[Region boundary data]
Begin
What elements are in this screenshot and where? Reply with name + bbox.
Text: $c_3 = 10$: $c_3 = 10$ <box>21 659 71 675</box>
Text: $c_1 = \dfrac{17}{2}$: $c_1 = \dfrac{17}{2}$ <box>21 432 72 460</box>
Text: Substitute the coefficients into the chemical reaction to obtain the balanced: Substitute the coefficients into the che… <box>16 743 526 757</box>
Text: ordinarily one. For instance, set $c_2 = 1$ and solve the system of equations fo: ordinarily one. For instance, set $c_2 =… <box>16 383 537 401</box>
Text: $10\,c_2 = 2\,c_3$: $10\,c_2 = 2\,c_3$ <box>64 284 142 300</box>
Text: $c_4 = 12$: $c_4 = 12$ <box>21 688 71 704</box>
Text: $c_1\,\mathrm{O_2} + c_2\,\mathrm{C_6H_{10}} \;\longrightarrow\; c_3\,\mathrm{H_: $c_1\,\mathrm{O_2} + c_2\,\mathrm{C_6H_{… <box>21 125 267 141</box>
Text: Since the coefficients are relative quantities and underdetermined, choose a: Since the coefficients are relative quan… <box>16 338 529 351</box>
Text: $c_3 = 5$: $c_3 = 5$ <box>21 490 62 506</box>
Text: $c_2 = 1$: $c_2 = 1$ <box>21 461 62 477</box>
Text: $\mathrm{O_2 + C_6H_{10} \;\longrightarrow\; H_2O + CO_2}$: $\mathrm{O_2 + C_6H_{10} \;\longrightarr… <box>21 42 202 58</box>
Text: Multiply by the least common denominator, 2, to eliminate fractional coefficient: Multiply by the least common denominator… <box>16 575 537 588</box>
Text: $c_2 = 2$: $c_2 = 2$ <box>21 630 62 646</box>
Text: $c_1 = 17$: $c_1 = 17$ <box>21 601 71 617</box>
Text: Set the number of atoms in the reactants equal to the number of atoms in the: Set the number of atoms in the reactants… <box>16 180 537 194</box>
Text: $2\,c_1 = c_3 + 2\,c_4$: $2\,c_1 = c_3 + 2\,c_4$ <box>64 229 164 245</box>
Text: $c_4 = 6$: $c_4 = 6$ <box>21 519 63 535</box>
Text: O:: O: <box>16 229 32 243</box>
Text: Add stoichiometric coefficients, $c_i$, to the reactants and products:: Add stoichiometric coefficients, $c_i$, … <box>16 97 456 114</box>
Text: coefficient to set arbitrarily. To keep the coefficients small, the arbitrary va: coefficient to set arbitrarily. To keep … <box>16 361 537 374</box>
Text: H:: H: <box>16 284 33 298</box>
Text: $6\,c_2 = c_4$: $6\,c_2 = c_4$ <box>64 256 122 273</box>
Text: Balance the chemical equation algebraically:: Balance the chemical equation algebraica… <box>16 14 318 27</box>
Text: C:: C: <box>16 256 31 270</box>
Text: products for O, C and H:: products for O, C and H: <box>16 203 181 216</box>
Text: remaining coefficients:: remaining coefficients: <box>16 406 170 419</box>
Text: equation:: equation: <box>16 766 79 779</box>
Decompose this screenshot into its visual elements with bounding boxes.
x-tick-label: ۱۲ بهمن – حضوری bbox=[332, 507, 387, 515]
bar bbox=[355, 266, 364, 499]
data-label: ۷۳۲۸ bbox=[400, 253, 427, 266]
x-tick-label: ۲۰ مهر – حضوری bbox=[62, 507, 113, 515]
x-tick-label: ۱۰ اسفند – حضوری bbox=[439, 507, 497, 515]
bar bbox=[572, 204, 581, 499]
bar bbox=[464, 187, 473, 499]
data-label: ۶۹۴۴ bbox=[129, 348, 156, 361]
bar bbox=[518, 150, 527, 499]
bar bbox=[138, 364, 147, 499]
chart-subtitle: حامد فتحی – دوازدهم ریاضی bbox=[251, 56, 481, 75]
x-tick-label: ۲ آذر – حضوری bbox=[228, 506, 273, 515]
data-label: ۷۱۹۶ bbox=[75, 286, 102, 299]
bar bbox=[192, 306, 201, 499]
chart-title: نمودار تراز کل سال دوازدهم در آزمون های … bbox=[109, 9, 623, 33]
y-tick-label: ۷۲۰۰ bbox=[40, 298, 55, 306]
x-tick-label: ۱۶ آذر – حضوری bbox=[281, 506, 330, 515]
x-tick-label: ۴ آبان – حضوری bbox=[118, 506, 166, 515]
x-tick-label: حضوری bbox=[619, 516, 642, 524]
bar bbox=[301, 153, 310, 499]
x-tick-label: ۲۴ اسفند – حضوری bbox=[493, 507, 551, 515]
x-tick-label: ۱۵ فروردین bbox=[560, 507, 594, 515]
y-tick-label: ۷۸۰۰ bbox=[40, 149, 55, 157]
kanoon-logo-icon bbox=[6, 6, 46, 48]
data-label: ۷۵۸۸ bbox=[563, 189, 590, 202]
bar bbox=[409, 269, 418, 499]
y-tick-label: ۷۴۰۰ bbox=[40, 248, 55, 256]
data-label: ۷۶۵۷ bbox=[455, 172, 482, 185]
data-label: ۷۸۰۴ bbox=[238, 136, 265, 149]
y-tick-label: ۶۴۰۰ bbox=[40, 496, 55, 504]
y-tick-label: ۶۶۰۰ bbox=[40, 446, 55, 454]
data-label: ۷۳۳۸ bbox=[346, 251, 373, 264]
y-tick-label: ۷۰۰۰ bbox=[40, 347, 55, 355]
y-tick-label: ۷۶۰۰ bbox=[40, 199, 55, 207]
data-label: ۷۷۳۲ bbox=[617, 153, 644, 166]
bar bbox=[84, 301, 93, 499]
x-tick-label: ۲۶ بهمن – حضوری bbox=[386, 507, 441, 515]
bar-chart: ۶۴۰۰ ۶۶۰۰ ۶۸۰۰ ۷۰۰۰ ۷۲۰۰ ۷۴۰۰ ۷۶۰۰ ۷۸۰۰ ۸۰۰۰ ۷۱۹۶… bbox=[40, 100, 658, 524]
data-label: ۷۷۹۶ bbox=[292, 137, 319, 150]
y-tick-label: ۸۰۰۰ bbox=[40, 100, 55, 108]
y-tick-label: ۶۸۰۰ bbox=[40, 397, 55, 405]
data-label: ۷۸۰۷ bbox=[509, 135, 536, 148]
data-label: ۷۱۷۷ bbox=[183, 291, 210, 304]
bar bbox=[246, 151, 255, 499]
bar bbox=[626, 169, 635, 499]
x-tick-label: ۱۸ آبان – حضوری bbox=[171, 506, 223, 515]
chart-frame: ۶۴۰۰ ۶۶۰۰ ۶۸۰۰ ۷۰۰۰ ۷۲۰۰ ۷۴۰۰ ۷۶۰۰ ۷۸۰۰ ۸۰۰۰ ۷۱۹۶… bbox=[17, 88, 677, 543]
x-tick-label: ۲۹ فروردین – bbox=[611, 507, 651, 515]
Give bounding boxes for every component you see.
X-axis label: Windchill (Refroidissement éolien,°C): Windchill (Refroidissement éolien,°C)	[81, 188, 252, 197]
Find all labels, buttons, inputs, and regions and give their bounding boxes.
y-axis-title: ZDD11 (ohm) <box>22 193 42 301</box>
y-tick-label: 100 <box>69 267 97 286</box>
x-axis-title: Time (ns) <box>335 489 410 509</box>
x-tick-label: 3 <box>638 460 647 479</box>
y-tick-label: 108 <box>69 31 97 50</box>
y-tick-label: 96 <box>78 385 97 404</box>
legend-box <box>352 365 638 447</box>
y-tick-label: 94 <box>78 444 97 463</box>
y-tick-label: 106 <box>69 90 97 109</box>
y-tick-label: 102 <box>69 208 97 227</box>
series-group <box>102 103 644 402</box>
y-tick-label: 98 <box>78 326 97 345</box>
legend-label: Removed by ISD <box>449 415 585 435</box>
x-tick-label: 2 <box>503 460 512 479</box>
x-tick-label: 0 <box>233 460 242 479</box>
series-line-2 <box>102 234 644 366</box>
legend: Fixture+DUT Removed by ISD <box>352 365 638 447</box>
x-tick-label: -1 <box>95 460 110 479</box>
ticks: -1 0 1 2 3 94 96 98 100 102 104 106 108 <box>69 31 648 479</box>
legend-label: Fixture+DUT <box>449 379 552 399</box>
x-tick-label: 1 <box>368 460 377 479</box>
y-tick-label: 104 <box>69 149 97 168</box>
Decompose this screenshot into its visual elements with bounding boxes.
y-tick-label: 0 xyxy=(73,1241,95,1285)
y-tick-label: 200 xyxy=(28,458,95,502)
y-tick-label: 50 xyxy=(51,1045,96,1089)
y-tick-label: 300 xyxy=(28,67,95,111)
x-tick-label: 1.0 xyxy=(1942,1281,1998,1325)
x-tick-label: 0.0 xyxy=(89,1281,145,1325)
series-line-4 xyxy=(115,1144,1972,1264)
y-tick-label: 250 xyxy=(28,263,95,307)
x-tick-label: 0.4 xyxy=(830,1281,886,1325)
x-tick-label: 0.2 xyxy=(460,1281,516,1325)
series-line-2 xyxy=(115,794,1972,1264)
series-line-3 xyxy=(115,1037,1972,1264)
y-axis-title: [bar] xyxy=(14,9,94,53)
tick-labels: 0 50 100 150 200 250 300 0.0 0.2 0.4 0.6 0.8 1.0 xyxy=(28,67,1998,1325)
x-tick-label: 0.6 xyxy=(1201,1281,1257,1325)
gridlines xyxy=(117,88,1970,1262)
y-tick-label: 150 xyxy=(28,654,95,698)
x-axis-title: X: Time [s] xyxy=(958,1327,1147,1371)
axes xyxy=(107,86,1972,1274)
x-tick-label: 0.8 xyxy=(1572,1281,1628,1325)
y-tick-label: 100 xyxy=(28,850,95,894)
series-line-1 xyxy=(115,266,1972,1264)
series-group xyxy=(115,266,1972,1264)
End
Copy out everything from the very beginning of the records down to the line containing "Text: $c_1 = 17$: $c_1", including both the first line and that line, and reproduce it word for word.

Complete response ::
What elements are in this screenshot and where? Reply with name + bbox.
Text: $c_3 = 10$: $c_3 = 10$ <box>21 659 71 675</box>
Text: $c_1 = \dfrac{17}{2}$: $c_1 = \dfrac{17}{2}$ <box>21 432 72 460</box>
Text: Substitute the coefficients into the chemical reaction to obtain the balanced: Substitute the coefficients into the che… <box>16 743 526 757</box>
Text: ordinarily one. For instance, set $c_2 = 1$ and solve the system of equations fo: ordinarily one. For instance, set $c_2 =… <box>16 383 537 401</box>
Text: $10\,c_2 = 2\,c_3$: $10\,c_2 = 2\,c_3$ <box>64 284 142 300</box>
Text: $c_4 = 12$: $c_4 = 12$ <box>21 688 71 704</box>
Text: $c_1\,\mathrm{O_2} + c_2\,\mathrm{C_6H_{10}} \;\longrightarrow\; c_3\,\mathrm{H_: $c_1\,\mathrm{O_2} + c_2\,\mathrm{C_6H_{… <box>21 125 267 141</box>
Text: Since the coefficients are relative quantities and underdetermined, choose a: Since the coefficients are relative quan… <box>16 338 529 351</box>
Text: $c_3 = 5$: $c_3 = 5$ <box>21 490 62 506</box>
Text: $c_2 = 1$: $c_2 = 1$ <box>21 461 62 477</box>
Text: $\mathrm{O_2 + C_6H_{10} \;\longrightarrow\; H_2O + CO_2}$: $\mathrm{O_2 + C_6H_{10} \;\longrightarr… <box>21 42 202 58</box>
Text: Multiply by the least common denominator, 2, to eliminate fractional coefficient: Multiply by the least common denominator… <box>16 575 537 588</box>
Text: $c_2 = 2$: $c_2 = 2$ <box>21 630 62 646</box>
Text: $c_1 = 17$: $c_1 = 17$ <box>21 601 71 617</box>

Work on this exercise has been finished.